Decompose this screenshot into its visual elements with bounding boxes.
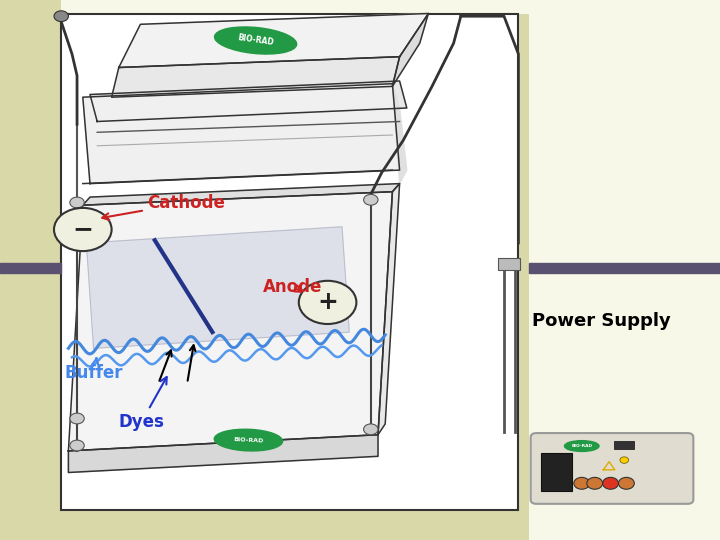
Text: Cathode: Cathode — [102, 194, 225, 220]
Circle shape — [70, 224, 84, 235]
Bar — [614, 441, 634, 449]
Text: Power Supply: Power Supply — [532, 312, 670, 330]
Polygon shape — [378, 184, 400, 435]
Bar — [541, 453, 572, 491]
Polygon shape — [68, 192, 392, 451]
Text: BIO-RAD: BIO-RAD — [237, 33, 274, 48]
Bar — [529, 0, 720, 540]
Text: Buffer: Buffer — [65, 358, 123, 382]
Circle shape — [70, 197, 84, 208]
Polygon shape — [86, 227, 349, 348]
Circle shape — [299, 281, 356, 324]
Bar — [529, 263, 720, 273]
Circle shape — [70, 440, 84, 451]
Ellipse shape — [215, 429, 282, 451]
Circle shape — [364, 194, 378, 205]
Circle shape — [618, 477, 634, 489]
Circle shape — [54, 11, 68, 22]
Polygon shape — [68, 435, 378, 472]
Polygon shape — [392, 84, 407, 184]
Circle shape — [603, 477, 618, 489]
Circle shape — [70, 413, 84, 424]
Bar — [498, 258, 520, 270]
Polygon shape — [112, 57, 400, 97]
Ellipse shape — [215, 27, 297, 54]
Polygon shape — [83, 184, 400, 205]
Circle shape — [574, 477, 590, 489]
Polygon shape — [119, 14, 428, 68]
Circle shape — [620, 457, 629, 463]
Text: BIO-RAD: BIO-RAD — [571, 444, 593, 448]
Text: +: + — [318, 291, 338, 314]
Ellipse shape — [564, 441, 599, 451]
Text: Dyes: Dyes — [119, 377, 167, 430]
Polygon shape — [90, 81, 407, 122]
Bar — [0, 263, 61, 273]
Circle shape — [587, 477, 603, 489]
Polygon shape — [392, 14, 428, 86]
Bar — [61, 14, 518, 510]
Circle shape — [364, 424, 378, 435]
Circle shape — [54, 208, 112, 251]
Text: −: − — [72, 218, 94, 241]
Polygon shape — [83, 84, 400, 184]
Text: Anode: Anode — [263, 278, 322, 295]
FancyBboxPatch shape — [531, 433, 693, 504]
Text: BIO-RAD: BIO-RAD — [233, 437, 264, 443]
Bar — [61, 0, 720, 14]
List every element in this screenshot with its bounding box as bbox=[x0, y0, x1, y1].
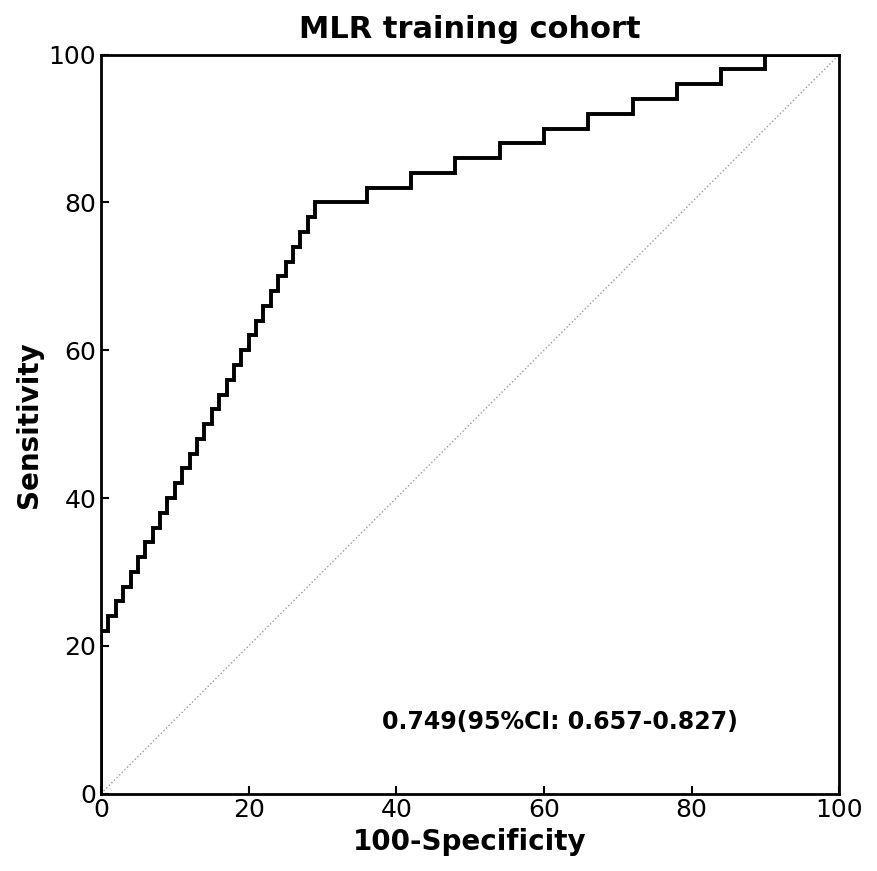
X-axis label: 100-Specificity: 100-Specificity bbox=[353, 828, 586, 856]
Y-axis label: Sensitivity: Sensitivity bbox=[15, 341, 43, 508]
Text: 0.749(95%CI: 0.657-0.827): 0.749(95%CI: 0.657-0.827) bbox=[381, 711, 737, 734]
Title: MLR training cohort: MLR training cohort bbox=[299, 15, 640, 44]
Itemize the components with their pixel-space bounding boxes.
================================
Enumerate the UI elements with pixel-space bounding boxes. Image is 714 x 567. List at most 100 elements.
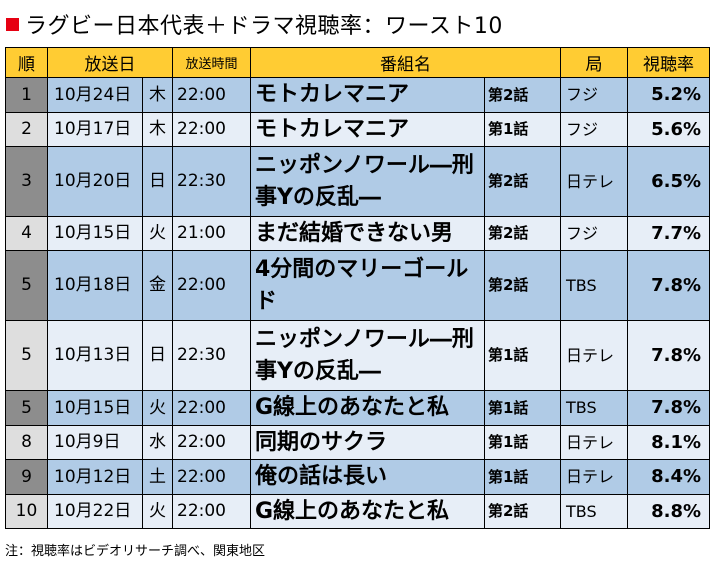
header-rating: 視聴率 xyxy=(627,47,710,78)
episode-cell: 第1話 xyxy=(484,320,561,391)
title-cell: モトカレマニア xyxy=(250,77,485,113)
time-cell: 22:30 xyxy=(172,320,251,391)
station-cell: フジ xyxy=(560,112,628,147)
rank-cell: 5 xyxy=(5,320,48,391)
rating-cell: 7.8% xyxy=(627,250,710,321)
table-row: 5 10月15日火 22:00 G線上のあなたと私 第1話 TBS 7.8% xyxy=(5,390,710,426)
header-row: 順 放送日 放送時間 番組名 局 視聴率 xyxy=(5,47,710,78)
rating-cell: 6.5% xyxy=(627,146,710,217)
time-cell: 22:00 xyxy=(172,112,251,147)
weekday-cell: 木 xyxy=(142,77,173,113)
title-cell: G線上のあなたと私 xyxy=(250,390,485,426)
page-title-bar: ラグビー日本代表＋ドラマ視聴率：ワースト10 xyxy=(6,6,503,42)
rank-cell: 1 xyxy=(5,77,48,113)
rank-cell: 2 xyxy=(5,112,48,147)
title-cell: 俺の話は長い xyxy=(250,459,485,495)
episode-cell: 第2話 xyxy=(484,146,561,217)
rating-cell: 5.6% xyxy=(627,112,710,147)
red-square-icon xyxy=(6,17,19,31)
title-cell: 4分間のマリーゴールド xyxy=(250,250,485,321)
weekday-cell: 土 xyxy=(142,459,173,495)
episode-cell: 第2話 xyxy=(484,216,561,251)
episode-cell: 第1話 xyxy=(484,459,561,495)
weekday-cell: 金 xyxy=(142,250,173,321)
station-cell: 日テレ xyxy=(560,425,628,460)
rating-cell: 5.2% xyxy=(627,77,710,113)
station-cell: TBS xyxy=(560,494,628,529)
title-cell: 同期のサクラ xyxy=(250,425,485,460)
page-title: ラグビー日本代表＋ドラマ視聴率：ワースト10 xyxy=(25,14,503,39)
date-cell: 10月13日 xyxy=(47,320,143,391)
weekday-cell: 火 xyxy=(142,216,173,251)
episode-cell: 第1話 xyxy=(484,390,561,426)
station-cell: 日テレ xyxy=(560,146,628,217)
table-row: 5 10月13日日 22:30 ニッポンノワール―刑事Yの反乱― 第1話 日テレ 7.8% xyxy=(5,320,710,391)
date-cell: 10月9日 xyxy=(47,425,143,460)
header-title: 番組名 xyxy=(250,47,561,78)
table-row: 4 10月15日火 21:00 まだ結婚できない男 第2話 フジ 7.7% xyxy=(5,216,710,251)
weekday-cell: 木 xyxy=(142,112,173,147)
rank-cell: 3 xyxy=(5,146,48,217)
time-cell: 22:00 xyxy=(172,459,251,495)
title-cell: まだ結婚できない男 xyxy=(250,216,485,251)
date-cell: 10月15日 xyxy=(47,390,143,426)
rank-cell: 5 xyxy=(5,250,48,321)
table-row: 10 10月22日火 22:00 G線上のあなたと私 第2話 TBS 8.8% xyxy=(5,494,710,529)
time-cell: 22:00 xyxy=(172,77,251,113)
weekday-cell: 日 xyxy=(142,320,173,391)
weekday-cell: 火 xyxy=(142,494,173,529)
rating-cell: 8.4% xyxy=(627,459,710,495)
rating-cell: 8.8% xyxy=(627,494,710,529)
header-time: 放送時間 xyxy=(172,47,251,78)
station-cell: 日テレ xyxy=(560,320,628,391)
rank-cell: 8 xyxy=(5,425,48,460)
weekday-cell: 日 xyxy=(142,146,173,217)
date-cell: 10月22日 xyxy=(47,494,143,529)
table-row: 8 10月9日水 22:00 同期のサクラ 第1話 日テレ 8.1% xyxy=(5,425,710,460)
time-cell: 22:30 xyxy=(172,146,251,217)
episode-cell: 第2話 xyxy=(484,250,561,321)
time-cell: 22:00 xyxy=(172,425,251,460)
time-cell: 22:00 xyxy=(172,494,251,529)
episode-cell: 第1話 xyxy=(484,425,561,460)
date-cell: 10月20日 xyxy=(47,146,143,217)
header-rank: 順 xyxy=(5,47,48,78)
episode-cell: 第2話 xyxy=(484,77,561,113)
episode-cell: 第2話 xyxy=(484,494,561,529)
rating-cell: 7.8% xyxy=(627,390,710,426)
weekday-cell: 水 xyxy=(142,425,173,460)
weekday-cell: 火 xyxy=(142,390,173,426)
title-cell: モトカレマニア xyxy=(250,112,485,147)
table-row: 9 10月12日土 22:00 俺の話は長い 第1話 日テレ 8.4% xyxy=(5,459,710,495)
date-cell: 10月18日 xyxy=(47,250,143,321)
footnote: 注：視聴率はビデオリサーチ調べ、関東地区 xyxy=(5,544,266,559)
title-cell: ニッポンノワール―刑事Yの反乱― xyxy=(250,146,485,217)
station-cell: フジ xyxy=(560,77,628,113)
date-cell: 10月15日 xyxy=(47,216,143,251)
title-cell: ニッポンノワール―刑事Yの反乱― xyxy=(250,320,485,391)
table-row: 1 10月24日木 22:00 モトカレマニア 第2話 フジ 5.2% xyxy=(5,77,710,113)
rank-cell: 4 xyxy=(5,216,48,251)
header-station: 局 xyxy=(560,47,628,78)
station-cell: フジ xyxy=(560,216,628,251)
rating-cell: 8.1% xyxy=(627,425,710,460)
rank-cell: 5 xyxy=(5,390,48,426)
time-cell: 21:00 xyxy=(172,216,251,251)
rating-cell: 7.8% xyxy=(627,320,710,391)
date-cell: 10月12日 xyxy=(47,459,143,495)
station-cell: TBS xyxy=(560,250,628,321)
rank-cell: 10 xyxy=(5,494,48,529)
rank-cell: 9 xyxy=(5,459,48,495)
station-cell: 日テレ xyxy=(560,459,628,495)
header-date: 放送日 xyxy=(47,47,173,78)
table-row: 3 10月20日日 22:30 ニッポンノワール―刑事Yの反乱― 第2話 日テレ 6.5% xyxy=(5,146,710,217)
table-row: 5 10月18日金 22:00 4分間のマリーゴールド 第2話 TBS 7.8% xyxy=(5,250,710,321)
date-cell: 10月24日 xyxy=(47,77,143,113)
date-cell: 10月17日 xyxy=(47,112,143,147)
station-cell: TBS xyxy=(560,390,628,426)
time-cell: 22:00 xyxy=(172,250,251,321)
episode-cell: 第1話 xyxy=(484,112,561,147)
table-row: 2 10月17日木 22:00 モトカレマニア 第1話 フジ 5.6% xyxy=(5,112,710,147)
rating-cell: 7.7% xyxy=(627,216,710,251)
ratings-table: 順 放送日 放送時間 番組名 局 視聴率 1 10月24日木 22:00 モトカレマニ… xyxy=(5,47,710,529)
================================
_Stated task_. Rewrite the stretch of entries from the line containing "X-axis label: 100-Specificity: 100-Specificity" through the line containing "Itemize the components", changing "training cohort" to "validation cohort" and keeping everything else the same.

_Worked solution_.
X-axis label: 100-Specificity: 100-Specificity bbox=[353, 828, 586, 856]
Y-axis label: Sensitivity: Sensitivity bbox=[15, 341, 43, 508]
Text: 0.749(95%CI: 0.657-0.827): 0.749(95%CI: 0.657-0.827) bbox=[381, 711, 737, 734]
Title: MLR validation cohort: MLR validation cohort bbox=[299, 15, 640, 44]
Itemize the components with their pixel-space bounding boxes.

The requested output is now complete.